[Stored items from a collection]

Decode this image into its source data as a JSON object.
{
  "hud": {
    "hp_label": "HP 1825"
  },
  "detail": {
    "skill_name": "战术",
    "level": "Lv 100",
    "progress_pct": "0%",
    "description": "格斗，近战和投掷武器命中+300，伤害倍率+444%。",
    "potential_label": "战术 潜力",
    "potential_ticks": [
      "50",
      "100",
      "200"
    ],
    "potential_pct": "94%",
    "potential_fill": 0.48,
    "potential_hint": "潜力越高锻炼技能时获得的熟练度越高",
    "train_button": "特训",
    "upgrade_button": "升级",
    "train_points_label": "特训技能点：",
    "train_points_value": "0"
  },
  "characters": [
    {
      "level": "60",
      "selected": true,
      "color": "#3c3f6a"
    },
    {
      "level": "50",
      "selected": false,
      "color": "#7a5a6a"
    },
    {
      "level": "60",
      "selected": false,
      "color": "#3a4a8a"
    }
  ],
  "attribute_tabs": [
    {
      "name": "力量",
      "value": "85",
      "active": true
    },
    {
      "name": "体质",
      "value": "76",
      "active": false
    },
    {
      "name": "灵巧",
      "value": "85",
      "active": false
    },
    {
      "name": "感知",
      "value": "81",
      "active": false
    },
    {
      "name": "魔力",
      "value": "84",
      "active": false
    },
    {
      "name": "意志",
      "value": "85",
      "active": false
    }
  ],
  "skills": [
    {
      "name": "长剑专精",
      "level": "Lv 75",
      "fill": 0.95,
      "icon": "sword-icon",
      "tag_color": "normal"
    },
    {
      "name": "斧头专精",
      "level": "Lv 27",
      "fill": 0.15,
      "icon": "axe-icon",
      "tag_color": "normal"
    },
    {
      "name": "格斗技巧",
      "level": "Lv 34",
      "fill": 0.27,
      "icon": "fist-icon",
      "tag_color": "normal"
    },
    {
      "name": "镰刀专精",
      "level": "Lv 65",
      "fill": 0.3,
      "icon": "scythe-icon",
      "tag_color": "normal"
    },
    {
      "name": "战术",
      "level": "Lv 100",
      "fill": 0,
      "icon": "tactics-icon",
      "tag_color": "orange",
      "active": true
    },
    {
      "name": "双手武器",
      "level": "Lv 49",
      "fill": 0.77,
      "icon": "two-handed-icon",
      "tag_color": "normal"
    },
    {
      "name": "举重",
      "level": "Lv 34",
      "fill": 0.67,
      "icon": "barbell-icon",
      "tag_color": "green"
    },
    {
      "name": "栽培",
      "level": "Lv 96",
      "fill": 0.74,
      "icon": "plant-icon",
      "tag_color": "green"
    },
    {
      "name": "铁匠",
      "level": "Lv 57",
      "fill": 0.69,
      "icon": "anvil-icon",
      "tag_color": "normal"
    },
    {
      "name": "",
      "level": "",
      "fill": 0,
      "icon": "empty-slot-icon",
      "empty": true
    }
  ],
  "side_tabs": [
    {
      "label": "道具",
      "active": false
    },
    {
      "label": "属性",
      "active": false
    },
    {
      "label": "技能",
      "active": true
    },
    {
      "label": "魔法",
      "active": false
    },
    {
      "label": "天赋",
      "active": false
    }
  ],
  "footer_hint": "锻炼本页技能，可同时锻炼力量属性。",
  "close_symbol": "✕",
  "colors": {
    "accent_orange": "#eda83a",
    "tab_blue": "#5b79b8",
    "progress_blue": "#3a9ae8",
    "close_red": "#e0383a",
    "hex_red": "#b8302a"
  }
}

→ What is required
Find every line in the records above that holds the word "icon", and copy each one.

→ Complete output
      "icon": "sword-icon",
      "icon": "axe-icon",
      "icon": "fist-icon",
      "icon": "scythe-icon",
      "icon": "tactics-icon",
      "icon": "two-handed-icon",
      "icon": "barbell-icon",
      "icon": "plant-icon",
      "icon": "anvil-icon",
      "icon": "empty-slot-icon",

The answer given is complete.